WHAT YOU HAVE TO DO ->
Write out all the material exactly. Leave nothing out.

Figure record listings ->
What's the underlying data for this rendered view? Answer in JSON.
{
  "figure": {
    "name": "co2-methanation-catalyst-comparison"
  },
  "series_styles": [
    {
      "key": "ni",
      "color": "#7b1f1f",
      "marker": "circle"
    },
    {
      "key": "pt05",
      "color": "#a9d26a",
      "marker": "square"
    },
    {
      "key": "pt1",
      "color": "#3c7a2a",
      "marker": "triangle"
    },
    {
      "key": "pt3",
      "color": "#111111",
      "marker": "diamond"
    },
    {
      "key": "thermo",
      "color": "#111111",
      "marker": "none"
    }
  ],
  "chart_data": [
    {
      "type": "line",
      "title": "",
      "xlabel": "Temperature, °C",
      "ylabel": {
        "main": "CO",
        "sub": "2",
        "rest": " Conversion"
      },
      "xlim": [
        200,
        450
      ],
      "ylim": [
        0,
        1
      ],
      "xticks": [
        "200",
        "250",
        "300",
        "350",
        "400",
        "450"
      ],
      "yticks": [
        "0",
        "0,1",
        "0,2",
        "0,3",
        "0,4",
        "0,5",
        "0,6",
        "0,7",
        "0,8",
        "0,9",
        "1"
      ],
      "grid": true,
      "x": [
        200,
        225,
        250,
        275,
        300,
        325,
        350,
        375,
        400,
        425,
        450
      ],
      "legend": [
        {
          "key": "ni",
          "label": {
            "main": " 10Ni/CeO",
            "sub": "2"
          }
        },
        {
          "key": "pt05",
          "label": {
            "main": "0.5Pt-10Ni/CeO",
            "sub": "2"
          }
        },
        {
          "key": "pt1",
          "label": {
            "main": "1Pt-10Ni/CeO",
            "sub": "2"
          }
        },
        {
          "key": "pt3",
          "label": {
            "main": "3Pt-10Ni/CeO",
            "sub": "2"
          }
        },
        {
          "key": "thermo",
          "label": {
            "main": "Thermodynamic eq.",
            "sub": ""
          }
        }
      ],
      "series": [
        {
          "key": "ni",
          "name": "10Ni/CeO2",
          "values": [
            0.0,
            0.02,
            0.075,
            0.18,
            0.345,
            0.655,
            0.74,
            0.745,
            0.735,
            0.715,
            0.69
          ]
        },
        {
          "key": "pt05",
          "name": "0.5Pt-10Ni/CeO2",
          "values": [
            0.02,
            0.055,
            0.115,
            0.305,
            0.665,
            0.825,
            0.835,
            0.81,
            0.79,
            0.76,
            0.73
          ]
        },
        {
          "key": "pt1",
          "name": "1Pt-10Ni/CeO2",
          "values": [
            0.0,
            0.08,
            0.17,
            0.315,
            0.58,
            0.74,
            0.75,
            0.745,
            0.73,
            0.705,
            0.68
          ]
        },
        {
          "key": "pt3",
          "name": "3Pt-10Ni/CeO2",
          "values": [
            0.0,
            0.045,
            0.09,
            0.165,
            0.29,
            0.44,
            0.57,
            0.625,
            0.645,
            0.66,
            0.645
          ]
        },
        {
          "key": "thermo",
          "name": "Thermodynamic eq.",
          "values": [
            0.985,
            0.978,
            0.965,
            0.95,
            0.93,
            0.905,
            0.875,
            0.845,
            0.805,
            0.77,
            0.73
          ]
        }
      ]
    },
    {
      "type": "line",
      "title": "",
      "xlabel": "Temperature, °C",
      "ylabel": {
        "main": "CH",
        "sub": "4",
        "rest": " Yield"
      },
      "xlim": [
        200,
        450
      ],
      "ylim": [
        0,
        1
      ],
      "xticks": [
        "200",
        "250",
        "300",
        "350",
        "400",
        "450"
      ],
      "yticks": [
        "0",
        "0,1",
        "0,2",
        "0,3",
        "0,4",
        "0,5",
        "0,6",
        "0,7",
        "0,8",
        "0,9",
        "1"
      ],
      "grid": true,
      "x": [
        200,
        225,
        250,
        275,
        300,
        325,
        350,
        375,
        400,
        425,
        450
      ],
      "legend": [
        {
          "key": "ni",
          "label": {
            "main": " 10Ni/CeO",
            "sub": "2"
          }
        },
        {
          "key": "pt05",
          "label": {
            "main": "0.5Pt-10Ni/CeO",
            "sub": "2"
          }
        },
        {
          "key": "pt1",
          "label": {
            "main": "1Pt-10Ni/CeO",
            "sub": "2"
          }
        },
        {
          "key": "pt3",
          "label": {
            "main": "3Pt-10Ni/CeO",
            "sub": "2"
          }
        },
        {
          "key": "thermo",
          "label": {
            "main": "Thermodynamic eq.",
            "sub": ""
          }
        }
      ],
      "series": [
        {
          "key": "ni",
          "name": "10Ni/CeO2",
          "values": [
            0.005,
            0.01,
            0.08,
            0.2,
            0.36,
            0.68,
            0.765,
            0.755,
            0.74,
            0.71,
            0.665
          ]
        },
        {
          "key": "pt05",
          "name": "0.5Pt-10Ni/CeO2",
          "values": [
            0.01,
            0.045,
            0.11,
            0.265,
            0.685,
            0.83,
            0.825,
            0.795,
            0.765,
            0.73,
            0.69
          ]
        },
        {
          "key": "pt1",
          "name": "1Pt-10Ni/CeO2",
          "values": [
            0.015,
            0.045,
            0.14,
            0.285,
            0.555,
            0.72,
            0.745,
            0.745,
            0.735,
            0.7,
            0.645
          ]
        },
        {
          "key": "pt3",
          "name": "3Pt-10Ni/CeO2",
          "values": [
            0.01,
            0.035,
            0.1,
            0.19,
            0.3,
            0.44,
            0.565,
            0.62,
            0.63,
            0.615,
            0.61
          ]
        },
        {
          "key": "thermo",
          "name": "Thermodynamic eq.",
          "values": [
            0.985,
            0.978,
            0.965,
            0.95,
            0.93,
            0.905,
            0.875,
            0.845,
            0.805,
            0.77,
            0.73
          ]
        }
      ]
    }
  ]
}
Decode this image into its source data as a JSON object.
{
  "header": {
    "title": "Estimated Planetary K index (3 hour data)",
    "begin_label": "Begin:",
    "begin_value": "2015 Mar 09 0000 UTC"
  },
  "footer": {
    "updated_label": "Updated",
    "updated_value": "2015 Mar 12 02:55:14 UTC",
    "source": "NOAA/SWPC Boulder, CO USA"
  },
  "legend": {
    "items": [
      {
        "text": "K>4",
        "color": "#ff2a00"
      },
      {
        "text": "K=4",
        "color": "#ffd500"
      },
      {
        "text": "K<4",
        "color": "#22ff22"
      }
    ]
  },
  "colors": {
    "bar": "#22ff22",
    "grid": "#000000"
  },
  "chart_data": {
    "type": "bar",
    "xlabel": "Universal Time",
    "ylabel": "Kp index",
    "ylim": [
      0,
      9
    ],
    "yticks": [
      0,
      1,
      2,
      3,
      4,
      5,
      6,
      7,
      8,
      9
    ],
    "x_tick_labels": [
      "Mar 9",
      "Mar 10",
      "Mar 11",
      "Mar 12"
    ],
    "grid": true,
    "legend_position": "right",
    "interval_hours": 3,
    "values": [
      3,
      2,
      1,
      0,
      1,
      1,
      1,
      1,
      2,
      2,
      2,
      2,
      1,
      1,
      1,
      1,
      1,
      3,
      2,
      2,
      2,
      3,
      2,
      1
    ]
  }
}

FINAL ANSWER ->
What's the underlying data for this rendered view? Answer in JSON.
{
  "figure": {
    "name": "co2-methanation-catalyst-comparison"
  },
  "series_styles": [
    {
      "key": "ni",
      "color": "#7b1f1f",
      "marker": "circle"
    },
    {
      "key": "pt05",
      "color": "#a9d26a",
      "marker": "square"
    },
    {
      "key": "pt1",
      "color": "#3c7a2a",
      "marker": "triangle"
    },
    {
      "key": "pt3",
      "color": "#111111",
      "marker": "diamond"
    },
    {
      "key": "thermo",
      "color": "#111111",
      "marker": "none"
    }
  ],
  "chart_data": [
    {
      "type": "line",
      "title": "",
      "xlabel": "Temperature, °C",
      "ylabel": {
        "main": "CO",
        "sub": "2",
        "rest": " Conversion"
      },
      "xlim": [
        200,
        450
      ],
      "ylim": [
        0,
        1
      ],
      "xticks": [
        "200",
        "250",
        "300",
        "350",
        "400",
        "450"
      ],
      "yticks": [
        "0",
        "0,1",
        "0,2",
        "0,3",
        "0,4",
        "0,5",
        "0,6",
        "0,7",
        "0,8",
        "0,9",
        "1"
      ],
      "grid": true,
      "x": [
        200,
        225,
        250,
        275,
        300,
        325,
        350,
        375,
        400,
        425,
        450
      ],
      "legend": [
        {
          "key": "ni",
          "label": {
            "main": " 10Ni/CeO",
            "sub": "2"
          }
        },
        {
          "key": "pt05",
          "label": {
            "main": "0.5Pt-10Ni/CeO",
            "sub": "2"
          }
        },
        {
          "key": "pt1",
          "label": {
            "main": "1Pt-10Ni/CeO",
            "sub": "2"
          }
        },
        {
          "key": "pt3",
          "label": {
            "main": "3Pt-10Ni/CeO",
            "sub": "2"
          }
        },
        {
          "key": "thermo",
          "label": {
            "main": "Thermodynamic eq.",
            "sub": ""
          }
        }
      ],
      "series": [
        {
          "key": "ni",
          "name": "10Ni/CeO2",
          "values": [
            0.0,
            0.02,
            0.075,
            0.18,
            0.345,
            0.655,
            0.74,
            0.745,
            0.735,
            0.715,
            0.69
          ]
        },
        {
          "key": "pt05",
          "name": "0.5Pt-10Ni/CeO2",
          "values": [
            0.02,
            0.055,
            0.115,
            0.305,
            0.665,
            0.825,
            0.835,
            0.81,
            0.79,
            0.76,
            0.73
          ]
        },
        {
          "key": "pt1",
          "name": "1Pt-10Ni/CeO2",
          "values": [
            0.0,
            0.08,
            0.17,
            0.315,
            0.58,
            0.74,
            0.75,
            0.745,
            0.73,
            0.705,
            0.68
          ]
        },
        {
          "key": "pt3",
          "name": "3Pt-10Ni/CeO2",
          "values": [
            0.0,
            0.045,
            0.09,
            0.165,
            0.29,
            0.44,
            0.57,
            0.625,
            0.645,
            0.66,
            0.645
          ]
        },
        {
          "key": "thermo",
          "name": "Thermodynamic eq.",
          "values": [
            0.985,
            0.978,
            0.965,
            0.95,
            0.93,
            0.905,
            0.875,
            0.845,
            0.805,
            0.77,
            0.73
          ]
        }
      ]
    },
    {
      "type": "line",
      "title": "",
      "xlabel": "Temperature, °C",
      "ylabel": {
        "main": "CH",
        "sub": "4",
        "rest": " Yield"
      },
      "xlim": [
        200,
        450
      ],
      "ylim": [
        0,
        1
      ],
      "xticks": [
        "200",
        "250",
        "300",
        "350",
        "400",
        "450"
      ],
      "yticks": [
        "0",
        "0,1",
        "0,2",
        "0,3",
        "0,4",
        "0,5",
        "0,6",
        "0,7",
        "0,8",
        "0,9",
        "1"
      ],
      "grid": true,
      "x": [
        200,
        225,
        250,
        275,
        300,
        325,
        350,
        375,
        400,
        425,
        450
      ],
      "legend": [
        {
          "key": "ni",
          "label": {
            "main": " 10Ni/CeO",
            "sub": "2"
          }
        },
        {
          "key": "pt05",
          "label": {
            "main": "0.5Pt-10Ni/CeO",
            "sub": "2"
          }
        },
        {
          "key": "pt1",
          "label": {
            "main": "1Pt-10Ni/CeO",
            "sub": "2"
          }
        },
        {
          "key": "pt3",
          "label": {
            "main": "3Pt-10Ni/CeO",
            "sub": "2"
          }
        },
        {
          "key": "thermo",
          "label": {
            "main": "Thermodynamic eq.",
            "sub": ""
          }
        }
      ],
      "series": [
        {
          "key": "ni",
          "name": "10Ni/CeO2",
          "values": [
            0.005,
            0.01,
            0.08,
            0.2,
            0.36,
            0.68,
            0.765,
            0.755,
            0.74,
            0.71,
            0.665
          ]
        },
        {
          "key": "pt05",
          "name": "0.5Pt-10Ni/CeO2",
          "values": [
            0.01,
            0.045,
            0.11,
            0.265,
            0.685,
            0.83,
            0.825,
            0.795,
            0.765,
            0.73,
            0.69
          ]
        },
        {
          "key": "pt1",
          "name": "1Pt-10Ni/CeO2",
          "values": [
            0.015,
            0.045,
            0.14,
            0.285,
            0.555,
            0.72,
            0.745,
            0.745,
            0.735,
            0.7,
            0.645
          ]
        },
        {
          "key": "pt3",
          "name": "3Pt-10Ni/CeO2",
          "values": [
            0.01,
            0.035,
            0.1,
            0.19,
            0.3,
            0.44,
            0.565,
            0.62,
            0.63,
            0.615,
            0.61
          ]
        },
        {
          "key": "thermo",
          "name": "Thermodynamic eq.",
          "values": [
            0.985,
            0.978,
            0.965,
            0.95,
            0.93,
            0.905,
            0.875,
            0.845,
            0.805,
            0.77,
            0.73
          ]
        }
      ]
    }
  ]
}
Decode this image into its source data as a JSON object.
{
  "header": {
    "title": "Estimated Planetary K index (3 hour data)",
    "begin_label": "Begin:",
    "begin_value": "2015 Mar 09 0000 UTC"
  },
  "footer": {
    "updated_label": "Updated",
    "updated_value": "2015 Mar 12 02:55:14 UTC",
    "source": "NOAA/SWPC Boulder, CO USA"
  },
  "legend": {
    "items": [
      {
        "text": "K>4",
        "color": "#ff2a00"
      },
      {
        "text": "K=4",
        "color": "#ffd500"
      },
      {
        "text": "K<4",
        "color": "#22ff22"
      }
    ]
  },
  "colors": {
    "bar": "#22ff22",
    "grid": "#000000"
  },
  "chart_data": {
    "type": "bar",
    "xlabel": "Universal Time",
    "ylabel": "Kp index",
    "ylim": [
      0,
      9
    ],
    "yticks": [
      0,
      1,
      2,
      3,
      4,
      5,
      6,
      7,
      8,
      9
    ],
    "x_tick_labels": [
      "Mar 9",
      "Mar 10",
      "Mar 11",
      "Mar 12"
    ],
    "grid": true,
    "legend_position": "right",
    "interval_hours": 3,
    "values": [
      3,
      2,
      1,
      0,
      1,
      1,
      1,
      1,
      2,
      2,
      2,
      2,
      1,
      1,
      1,
      1,
      1,
      3,
      2,
      2,
      2,
      3,
      2,
      1
    ]
  }
}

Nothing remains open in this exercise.